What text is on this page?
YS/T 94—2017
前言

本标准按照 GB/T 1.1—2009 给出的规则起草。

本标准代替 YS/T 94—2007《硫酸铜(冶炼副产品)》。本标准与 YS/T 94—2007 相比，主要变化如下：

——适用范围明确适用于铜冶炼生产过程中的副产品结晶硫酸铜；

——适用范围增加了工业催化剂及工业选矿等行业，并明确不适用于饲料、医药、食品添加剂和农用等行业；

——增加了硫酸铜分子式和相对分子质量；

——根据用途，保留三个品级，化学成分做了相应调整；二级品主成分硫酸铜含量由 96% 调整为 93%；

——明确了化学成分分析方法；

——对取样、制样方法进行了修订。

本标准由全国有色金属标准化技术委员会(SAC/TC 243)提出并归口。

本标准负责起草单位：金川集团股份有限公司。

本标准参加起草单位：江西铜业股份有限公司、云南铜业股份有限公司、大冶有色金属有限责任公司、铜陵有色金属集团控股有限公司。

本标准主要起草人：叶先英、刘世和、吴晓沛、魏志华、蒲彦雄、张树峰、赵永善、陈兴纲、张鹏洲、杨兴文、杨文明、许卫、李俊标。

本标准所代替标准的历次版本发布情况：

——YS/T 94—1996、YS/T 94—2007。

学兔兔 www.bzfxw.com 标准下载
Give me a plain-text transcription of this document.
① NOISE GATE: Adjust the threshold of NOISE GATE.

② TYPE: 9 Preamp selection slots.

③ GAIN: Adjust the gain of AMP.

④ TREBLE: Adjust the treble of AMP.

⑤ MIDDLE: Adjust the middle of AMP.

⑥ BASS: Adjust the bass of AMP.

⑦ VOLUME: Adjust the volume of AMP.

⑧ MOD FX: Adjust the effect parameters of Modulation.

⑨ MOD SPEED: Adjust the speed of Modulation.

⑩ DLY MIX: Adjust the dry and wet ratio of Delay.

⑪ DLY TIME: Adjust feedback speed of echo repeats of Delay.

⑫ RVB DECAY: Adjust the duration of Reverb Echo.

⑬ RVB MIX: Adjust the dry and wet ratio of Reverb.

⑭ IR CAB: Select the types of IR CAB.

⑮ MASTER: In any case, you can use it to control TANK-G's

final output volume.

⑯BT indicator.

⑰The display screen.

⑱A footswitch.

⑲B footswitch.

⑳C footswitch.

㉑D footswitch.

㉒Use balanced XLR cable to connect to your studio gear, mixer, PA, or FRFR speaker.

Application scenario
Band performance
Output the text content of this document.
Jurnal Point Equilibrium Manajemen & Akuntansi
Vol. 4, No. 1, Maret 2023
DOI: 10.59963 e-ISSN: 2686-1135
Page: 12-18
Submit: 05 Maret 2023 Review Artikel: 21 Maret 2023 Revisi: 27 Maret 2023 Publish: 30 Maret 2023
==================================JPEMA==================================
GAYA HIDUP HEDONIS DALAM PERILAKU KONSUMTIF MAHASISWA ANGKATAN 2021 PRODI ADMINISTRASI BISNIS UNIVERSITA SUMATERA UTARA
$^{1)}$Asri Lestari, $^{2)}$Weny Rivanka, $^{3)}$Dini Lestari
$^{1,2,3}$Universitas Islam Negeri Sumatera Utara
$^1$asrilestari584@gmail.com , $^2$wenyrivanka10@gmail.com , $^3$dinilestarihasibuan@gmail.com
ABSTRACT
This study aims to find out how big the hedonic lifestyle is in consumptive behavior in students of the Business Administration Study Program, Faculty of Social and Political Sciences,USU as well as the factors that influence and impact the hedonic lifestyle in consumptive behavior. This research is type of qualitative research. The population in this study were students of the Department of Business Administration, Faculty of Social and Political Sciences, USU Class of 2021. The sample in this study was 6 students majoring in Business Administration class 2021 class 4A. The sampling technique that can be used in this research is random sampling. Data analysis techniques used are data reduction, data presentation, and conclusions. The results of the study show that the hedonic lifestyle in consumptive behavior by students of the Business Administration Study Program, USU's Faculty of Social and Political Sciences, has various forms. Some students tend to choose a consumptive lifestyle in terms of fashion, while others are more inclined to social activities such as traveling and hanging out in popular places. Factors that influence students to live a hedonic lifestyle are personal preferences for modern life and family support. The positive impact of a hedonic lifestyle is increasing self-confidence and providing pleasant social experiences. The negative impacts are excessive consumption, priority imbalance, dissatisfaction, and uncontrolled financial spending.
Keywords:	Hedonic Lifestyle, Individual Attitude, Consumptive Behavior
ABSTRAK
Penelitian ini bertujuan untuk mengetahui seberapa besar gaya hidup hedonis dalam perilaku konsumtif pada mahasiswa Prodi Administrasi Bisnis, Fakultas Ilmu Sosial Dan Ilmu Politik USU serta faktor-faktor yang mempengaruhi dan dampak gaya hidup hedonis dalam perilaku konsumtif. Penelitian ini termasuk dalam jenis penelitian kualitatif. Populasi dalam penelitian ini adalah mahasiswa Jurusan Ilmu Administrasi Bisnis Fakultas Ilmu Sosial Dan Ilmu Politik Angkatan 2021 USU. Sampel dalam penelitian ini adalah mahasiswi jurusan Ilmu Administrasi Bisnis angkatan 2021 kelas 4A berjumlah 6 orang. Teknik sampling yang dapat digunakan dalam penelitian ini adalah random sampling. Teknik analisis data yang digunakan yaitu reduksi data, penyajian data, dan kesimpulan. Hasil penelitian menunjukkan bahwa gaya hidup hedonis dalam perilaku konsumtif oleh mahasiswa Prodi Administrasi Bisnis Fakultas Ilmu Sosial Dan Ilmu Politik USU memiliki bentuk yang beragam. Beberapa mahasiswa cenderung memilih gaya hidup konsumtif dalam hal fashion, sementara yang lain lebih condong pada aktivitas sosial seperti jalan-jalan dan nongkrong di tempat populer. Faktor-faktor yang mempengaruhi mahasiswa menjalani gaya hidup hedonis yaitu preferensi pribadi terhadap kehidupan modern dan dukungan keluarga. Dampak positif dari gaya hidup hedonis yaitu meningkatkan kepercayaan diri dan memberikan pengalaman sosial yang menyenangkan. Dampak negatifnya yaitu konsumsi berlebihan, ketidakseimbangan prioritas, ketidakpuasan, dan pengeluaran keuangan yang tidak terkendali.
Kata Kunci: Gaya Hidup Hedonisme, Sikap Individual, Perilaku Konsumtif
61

## Your task
Look through the material and copy each line that has "volume".

## Full response
⑦ VOLUME: Adjust the volume of AMP.
final output volume.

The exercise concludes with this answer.